┌─ Records shown

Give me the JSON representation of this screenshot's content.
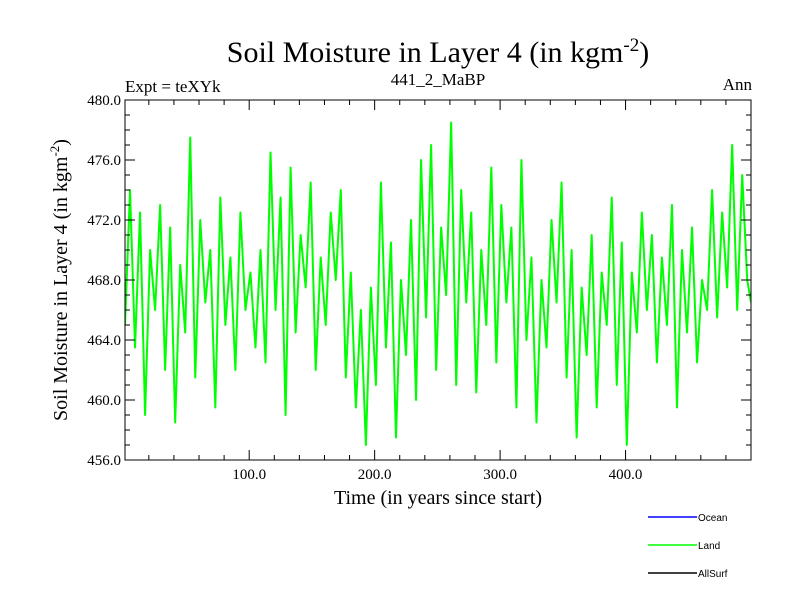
{
  "chart_data": {
    "type": "line",
    "title": "Soil Moisture in Layer 4 (in kgm",
    "title_sup": "-2",
    "title_end": ")",
    "subtitle_left": "Expt = teXYk",
    "subtitle_center": "441_2_MaBP",
    "subtitle_right": "Ann",
    "xlabel": "Time (in years since start)",
    "ylabel": "Soil Moisture in Layer 4 (in kgm",
    "ylabel_sup": "-2",
    "ylabel_end": ")",
    "xlim": [
      1,
      500
    ],
    "ylim": [
      456.0,
      480.0
    ],
    "xticks": [
      100,
      200,
      300,
      400
    ],
    "xtick_labels": [
      "100.0",
      "200.0",
      "300.0",
      "400.0"
    ],
    "yticks": [
      456,
      460,
      464,
      468,
      472,
      476,
      480
    ],
    "ytick_labels": [
      "456.0",
      "460.0",
      "464.0",
      "468.0",
      "472.0",
      "476.0",
      "480.0"
    ],
    "series": [
      {
        "name": "Land",
        "color": "#00ff00",
        "x": [
          1,
          5,
          9,
          13,
          17,
          21,
          25,
          29,
          33,
          37,
          41,
          45,
          49,
          53,
          57,
          61,
          65,
          69,
          73,
          77,
          81,
          85,
          89,
          93,
          97,
          101,
          105,
          109,
          113,
          117,
          121,
          125,
          129,
          133,
          137,
          141,
          145,
          149,
          153,
          157,
          161,
          165,
          169,
          173,
          177,
          181,
          185,
          189,
          193,
          197,
          201,
          205,
          209,
          213,
          217,
          221,
          225,
          229,
          233,
          237,
          241,
          245,
          249,
          253,
          257,
          261,
          265,
          269,
          273,
          277,
          281,
          285,
          289,
          293,
          297,
          301,
          305,
          309,
          313,
          317,
          321,
          325,
          329,
          333,
          337,
          341,
          345,
          349,
          353,
          357,
          361,
          365,
          369,
          373,
          377,
          381,
          385,
          389,
          393,
          397,
          401,
          405,
          409,
          413,
          417,
          421,
          425,
          429,
          433,
          437,
          441,
          445,
          449,
          453,
          457,
          461,
          465,
          469,
          473,
          477,
          481,
          485,
          489,
          493,
          497,
          500
        ],
        "values": [
          465.0,
          474.0,
          463.5,
          472.5,
          459.0,
          470.0,
          466.0,
          473.0,
          462.0,
          471.5,
          458.5,
          469.0,
          464.5,
          477.5,
          461.5,
          472.0,
          466.5,
          470.0,
          459.5,
          473.5,
          465.0,
          469.5,
          462.0,
          472.5,
          466.0,
          468.5,
          463.5,
          470.0,
          462.5,
          476.5,
          466.0,
          473.5,
          459.0,
          475.5,
          464.5,
          471.0,
          467.5,
          474.5,
          462.0,
          469.5,
          465.0,
          472.5,
          468.0,
          474.0,
          461.5,
          468.5,
          459.5,
          466.0,
          457.0,
          467.5,
          461.0,
          474.5,
          463.5,
          470.5,
          457.5,
          468.0,
          463.0,
          472.0,
          460.0,
          476.0,
          465.5,
          477.0,
          462.0,
          471.5,
          467.0,
          478.5,
          461.0,
          474.0,
          466.5,
          472.5,
          460.5,
          470.0,
          465.0,
          475.5,
          462.5,
          473.0,
          466.5,
          471.5,
          459.5,
          476.0,
          464.0,
          469.5,
          458.5,
          468.0,
          463.5,
          472.0,
          466.5,
          474.5,
          461.5,
          470.0,
          457.5,
          467.5,
          463.0,
          471.0,
          459.5,
          468.5,
          465.0,
          473.5,
          461.0,
          470.5,
          457.0,
          468.5,
          464.5,
          472.5,
          466.0,
          471.0,
          462.5,
          469.5,
          465.0,
          473.0,
          459.5,
          470.0,
          464.5,
          471.5,
          462.5,
          468.0,
          466.0,
          474.0,
          465.5,
          472.5,
          467.5,
          477.0,
          466.0,
          475.0,
          468.0,
          466.5
        ]
      }
    ],
    "legend": [
      {
        "label": "Ocean",
        "color": "#0000ff"
      },
      {
        "label": "Land",
        "color": "#00ff00"
      },
      {
        "label": "AllSurf",
        "color": "#000000"
      }
    ],
    "legend_position": "bottom-right",
    "grid": false
  }
}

└─

[To do]: Quote every record above exactly, omitting any pictures they contain.

[Final answer]:
Give me the JSON representation of this screenshot's content.
{
  "chart_data": {
    "type": "line",
    "title": "Soil Moisture in Layer 4 (in kgm",
    "title_sup": "-2",
    "title_end": ")",
    "subtitle_left": "Expt = teXYk",
    "subtitle_center": "441_2_MaBP",
    "subtitle_right": "Ann",
    "xlabel": "Time (in years since start)",
    "ylabel": "Soil Moisture in Layer 4 (in kgm",
    "ylabel_sup": "-2",
    "ylabel_end": ")",
    "xlim": [
      1,
      500
    ],
    "ylim": [
      456.0,
      480.0
    ],
    "xticks": [
      100,
      200,
      300,
      400
    ],
    "xtick_labels": [
      "100.0",
      "200.0",
      "300.0",
      "400.0"
    ],
    "yticks": [
      456,
      460,
      464,
      468,
      472,
      476,
      480
    ],
    "ytick_labels": [
      "456.0",
      "460.0",
      "464.0",
      "468.0",
      "472.0",
      "476.0",
      "480.0"
    ],
    "series": [
      {
        "name": "Land",
        "color": "#00ff00",
        "x": [
          1,
          5,
          9,
          13,
          17,
          21,
          25,
          29,
          33,
          37,
          41,
          45,
          49,
          53,
          57,
          61,
          65,
          69,
          73,
          77,
          81,
          85,
          89,
          93,
          97,
          101,
          105,
          109,
          113,
          117,
          121,
          125,
          129,
          133,
          137,
          141,
          145,
          149,
          153,
          157,
          161,
          165,
          169,
          173,
          177,
          181,
          185,
          189,
          193,
          197,
          201,
          205,
          209,
          213,
          217,
          221,
          225,
          229,
          233,
          237,
          241,
          245,
          249,
          253,
          257,
          261,
          265,
          269,
          273,
          277,
          281,
          285,
          289,
          293,
          297,
          301,
          305,
          309,
          313,
          317,
          321,
          325,
          329,
          333,
          337,
          341,
          345,
          349,
          353,
          357,
          361,
          365,
          369,
          373,
          377,
          381,
          385,
          389,
          393,
          397,
          401,
          405,
          409,
          413,
          417,
          421,
          425,
          429,
          433,
          437,
          441,
          445,
          449,
          453,
          457,
          461,
          465,
          469,
          473,
          477,
          481,
          485,
          489,
          493,
          497,
          500
        ],
        "values": [
          465.0,
          474.0,
          463.5,
          472.5,
          459.0,
          470.0,
          466.0,
          473.0,
          462.0,
          471.5,
          458.5,
          469.0,
          464.5,
          477.5,
          461.5,
          472.0,
          466.5,
          470.0,
          459.5,
          473.5,
          465.0,
          469.5,
          462.0,
          472.5,
          466.0,
          468.5,
          463.5,
          470.0,
          462.5,
          476.5,
          466.0,
          473.5,
          459.0,
          475.5,
          464.5,
          471.0,
          467.5,
          474.5,
          462.0,
          469.5,
          465.0,
          472.5,
          468.0,
          474.0,
          461.5,
          468.5,
          459.5,
          466.0,
          457.0,
          467.5,
          461.0,
          474.5,
          463.5,
          470.5,
          457.5,
          468.0,
          463.0,
          472.0,
          460.0,
          476.0,
          465.5,
          477.0,
          462.0,
          471.5,
          467.0,
          478.5,
          461.0,
          474.0,
          466.5,
          472.5,
          460.5,
          470.0,
          465.0,
          475.5,
          462.5,
          473.0,
          466.5,
          471.5,
          459.5,
          476.0,
          464.0,
          469.5,
          458.5,
          468.0,
          463.5,
          472.0,
          466.5,
          474.5,
          461.5,
          470.0,
          457.5,
          467.5,
          463.0,
          471.0,
          459.5,
          468.5,
          465.0,
          473.5,
          461.0,
          470.5,
          457.0,
          468.5,
          464.5,
          472.5,
          466.0,
          471.0,
          462.5,
          469.5,
          465.0,
          473.0,
          459.5,
          470.0,
          464.5,
          471.5,
          462.5,
          468.0,
          466.0,
          474.0,
          465.5,
          472.5,
          467.5,
          477.0,
          466.0,
          475.0,
          468.0,
          466.5
        ]
      }
    ],
    "legend": [
      {
        "label": "Ocean",
        "color": "#0000ff"
      },
      {
        "label": "Land",
        "color": "#00ff00"
      },
      {
        "label": "AllSurf",
        "color": "#000000"
      }
    ],
    "legend_position": "bottom-right",
    "grid": false
  }
}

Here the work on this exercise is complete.